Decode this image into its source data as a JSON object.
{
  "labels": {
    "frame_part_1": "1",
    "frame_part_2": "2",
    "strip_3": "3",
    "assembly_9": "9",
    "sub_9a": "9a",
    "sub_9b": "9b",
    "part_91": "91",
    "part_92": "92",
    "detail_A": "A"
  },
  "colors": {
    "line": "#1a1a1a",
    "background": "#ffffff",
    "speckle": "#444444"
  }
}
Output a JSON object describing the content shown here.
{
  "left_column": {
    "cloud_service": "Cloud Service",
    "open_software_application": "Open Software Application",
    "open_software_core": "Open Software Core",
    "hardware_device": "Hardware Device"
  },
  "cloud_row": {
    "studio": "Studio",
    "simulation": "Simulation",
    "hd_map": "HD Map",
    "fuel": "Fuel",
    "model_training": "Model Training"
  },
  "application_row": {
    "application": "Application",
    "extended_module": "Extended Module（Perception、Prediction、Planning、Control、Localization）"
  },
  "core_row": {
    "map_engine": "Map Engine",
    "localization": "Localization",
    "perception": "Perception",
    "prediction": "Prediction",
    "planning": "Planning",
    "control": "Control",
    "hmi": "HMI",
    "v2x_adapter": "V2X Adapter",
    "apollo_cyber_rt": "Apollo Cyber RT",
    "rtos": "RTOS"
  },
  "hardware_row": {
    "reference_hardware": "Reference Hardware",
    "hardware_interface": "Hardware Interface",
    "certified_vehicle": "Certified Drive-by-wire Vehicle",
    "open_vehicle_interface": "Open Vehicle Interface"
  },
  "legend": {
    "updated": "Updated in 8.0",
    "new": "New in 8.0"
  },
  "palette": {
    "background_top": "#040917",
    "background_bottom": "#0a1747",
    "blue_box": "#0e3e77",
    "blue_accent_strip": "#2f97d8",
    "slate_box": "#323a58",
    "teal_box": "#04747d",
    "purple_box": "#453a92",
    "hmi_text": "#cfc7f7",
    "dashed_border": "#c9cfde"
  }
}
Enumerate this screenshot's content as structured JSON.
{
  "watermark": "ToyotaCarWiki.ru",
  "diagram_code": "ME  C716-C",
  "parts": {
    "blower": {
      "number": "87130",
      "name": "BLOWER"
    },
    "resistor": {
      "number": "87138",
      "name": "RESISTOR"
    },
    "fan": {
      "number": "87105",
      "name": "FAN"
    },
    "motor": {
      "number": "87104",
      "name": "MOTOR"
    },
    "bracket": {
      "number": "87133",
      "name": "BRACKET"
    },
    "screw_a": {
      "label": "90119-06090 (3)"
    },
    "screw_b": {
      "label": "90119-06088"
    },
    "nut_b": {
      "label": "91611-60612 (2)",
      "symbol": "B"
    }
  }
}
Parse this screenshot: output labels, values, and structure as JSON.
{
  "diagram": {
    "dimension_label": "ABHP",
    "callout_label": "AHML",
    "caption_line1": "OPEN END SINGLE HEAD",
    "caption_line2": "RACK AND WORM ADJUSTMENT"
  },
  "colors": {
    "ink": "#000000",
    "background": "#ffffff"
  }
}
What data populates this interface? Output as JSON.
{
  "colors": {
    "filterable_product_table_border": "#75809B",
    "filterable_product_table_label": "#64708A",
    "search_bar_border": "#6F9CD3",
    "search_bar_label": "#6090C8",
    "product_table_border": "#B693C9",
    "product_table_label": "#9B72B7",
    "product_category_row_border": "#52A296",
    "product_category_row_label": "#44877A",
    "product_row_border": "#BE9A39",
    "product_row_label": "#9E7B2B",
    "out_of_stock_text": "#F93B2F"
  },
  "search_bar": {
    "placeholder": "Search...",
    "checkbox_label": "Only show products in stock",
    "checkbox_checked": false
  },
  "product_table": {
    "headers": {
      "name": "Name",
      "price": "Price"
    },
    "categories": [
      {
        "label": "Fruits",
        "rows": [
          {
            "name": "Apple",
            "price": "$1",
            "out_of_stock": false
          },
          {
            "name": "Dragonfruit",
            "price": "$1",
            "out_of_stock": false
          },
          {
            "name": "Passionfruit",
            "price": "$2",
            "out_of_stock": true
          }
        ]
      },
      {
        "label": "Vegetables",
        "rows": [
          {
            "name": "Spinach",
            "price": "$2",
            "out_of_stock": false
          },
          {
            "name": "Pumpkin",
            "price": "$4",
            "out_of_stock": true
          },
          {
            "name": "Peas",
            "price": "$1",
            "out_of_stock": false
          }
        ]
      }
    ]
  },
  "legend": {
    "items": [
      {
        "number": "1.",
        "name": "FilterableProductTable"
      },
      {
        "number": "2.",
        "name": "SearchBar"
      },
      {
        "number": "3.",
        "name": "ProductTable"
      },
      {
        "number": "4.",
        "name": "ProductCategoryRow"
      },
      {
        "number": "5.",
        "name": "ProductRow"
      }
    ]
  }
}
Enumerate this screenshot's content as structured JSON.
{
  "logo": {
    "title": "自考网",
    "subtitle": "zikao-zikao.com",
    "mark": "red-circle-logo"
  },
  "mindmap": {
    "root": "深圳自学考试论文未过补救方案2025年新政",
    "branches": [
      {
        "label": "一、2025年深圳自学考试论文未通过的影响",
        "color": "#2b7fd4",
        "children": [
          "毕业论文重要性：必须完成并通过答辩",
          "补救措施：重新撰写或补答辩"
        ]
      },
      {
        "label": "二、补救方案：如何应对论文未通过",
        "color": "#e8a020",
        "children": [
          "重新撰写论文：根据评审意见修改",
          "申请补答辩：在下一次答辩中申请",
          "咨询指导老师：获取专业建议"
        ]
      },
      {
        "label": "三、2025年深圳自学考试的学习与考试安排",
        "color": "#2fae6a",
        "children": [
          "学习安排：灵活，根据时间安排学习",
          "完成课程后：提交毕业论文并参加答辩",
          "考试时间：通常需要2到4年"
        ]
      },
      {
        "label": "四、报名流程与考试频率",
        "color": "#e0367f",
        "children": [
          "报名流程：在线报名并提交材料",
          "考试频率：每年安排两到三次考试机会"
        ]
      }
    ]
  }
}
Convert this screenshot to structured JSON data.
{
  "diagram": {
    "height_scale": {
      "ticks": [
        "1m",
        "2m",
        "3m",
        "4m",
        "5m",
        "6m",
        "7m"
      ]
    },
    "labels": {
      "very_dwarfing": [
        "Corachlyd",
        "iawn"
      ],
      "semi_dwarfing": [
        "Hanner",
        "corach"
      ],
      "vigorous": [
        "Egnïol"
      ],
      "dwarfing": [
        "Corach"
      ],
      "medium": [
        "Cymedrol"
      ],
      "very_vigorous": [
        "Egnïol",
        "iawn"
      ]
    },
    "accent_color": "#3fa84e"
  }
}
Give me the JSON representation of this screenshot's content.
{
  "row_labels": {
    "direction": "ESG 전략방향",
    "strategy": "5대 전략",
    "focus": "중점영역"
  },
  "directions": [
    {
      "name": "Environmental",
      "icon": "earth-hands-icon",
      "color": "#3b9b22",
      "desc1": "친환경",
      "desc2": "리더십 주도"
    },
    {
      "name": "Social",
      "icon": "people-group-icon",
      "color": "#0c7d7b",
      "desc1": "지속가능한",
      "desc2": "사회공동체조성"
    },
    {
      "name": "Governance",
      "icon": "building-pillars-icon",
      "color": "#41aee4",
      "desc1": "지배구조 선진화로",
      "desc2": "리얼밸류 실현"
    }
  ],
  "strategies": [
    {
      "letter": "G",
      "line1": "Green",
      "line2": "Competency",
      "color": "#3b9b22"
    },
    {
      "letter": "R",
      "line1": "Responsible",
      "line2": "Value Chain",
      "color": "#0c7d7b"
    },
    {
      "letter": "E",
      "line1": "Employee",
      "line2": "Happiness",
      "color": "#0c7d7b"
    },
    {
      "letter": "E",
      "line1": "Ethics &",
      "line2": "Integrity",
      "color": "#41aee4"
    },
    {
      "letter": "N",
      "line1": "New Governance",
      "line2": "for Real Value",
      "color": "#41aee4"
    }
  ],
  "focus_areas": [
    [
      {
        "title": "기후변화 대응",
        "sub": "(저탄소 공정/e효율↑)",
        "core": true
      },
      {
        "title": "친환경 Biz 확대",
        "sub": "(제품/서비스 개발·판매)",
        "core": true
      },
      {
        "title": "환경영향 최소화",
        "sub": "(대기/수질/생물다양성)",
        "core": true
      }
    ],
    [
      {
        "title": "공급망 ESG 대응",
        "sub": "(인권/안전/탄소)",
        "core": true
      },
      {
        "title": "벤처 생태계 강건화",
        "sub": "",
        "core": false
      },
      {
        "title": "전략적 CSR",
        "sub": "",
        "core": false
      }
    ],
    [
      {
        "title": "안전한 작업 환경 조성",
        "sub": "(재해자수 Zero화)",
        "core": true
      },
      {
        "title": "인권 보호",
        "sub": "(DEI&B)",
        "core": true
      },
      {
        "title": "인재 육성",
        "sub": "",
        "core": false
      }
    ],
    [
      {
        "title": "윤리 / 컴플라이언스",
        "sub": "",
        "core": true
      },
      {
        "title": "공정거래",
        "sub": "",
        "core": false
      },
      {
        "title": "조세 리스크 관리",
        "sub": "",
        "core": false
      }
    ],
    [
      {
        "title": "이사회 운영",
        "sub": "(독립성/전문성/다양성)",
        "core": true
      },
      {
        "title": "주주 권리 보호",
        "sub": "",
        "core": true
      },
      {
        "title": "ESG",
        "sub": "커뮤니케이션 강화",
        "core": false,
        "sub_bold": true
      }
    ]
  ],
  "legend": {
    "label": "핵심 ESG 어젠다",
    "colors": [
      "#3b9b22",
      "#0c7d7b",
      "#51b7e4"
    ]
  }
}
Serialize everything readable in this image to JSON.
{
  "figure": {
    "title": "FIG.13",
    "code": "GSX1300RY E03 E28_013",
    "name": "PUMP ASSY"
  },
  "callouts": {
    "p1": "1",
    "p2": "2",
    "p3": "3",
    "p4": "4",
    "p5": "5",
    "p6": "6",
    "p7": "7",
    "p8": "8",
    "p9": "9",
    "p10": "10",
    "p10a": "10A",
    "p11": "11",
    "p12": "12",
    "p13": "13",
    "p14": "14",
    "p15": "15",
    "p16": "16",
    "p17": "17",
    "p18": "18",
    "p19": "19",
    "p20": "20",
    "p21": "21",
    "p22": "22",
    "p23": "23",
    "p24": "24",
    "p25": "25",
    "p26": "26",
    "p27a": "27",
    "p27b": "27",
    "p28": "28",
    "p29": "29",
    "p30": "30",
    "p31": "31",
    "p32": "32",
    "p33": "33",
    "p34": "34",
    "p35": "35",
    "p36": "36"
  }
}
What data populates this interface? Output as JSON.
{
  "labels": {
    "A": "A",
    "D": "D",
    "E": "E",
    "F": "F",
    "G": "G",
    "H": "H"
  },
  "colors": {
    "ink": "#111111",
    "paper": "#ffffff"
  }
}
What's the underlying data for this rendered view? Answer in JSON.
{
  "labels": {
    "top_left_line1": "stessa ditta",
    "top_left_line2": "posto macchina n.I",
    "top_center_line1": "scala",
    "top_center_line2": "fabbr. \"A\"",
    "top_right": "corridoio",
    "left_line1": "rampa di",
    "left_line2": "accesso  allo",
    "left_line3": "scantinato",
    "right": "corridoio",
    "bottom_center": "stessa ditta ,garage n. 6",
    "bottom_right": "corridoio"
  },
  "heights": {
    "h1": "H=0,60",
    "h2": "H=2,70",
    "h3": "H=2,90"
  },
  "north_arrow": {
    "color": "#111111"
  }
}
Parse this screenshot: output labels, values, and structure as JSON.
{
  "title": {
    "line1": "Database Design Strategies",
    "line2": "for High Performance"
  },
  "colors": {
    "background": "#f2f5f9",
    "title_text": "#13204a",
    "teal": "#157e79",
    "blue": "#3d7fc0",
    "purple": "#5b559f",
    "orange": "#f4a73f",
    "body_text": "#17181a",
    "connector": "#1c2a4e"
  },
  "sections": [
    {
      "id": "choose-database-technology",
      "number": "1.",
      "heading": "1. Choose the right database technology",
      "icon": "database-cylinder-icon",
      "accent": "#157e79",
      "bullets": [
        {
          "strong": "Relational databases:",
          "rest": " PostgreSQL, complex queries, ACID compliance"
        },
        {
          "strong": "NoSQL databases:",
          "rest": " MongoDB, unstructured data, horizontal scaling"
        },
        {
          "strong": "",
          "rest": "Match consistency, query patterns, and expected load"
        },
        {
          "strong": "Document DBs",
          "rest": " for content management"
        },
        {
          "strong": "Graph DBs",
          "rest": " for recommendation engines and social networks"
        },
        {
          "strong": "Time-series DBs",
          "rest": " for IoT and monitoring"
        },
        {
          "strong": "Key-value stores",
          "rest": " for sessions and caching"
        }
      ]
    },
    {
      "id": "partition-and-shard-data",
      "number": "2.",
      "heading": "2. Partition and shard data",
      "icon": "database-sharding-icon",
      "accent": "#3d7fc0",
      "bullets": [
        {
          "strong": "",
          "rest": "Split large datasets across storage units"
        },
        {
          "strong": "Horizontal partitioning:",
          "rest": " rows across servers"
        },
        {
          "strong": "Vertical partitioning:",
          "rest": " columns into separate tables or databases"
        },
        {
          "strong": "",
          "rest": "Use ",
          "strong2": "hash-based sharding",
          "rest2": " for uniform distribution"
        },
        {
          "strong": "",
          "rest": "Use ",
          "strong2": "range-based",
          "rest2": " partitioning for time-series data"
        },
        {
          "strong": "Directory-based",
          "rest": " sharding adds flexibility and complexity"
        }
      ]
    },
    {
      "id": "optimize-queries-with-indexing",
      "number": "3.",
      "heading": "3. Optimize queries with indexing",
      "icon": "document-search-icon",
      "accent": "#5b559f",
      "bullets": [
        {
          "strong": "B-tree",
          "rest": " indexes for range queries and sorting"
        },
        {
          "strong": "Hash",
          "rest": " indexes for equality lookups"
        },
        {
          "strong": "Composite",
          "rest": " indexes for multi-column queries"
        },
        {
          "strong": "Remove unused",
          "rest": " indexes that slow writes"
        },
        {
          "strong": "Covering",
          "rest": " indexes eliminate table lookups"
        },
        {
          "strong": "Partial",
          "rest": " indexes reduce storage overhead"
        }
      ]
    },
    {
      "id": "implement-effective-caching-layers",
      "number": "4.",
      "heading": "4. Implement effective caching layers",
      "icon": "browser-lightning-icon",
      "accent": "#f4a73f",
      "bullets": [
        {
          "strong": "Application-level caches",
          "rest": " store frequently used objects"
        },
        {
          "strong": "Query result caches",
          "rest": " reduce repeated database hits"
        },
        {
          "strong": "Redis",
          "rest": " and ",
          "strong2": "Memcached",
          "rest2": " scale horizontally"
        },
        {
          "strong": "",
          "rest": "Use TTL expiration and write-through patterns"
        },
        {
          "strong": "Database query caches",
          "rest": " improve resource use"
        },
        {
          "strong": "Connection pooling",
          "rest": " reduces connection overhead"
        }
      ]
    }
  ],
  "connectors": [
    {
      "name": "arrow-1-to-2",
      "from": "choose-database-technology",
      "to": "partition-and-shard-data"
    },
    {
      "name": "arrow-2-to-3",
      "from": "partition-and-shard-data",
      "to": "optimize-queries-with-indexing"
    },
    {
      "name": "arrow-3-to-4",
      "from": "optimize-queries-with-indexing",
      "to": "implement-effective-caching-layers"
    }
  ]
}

○ ○ ○ ○ ○ ○ ○

## TASK TO COMPLETE
Copy and report every line where the word "JSON" is present.

## CORRECT ANSWER
Decode this image into its source data as a JSON object.
Output a JSON object describing the content shown here.
Enumerate this screenshot's content as structured JSON.
Parse this screenshot: output labels, values, and structure as JSON.
What data populates this interface? Output as JSON.
Enumerate this screenshot's content as structured JSON.
Convert this screenshot to structured JSON data.
Give me the JSON representation of this screenshot's content.
Serialize everything readable in this image to JSON.
What data populates this interface? Output as JSON.
What's the underlying data for this rendered view? Answer in JSON.
Parse this screenshot: output labels, values, and structure as JSON.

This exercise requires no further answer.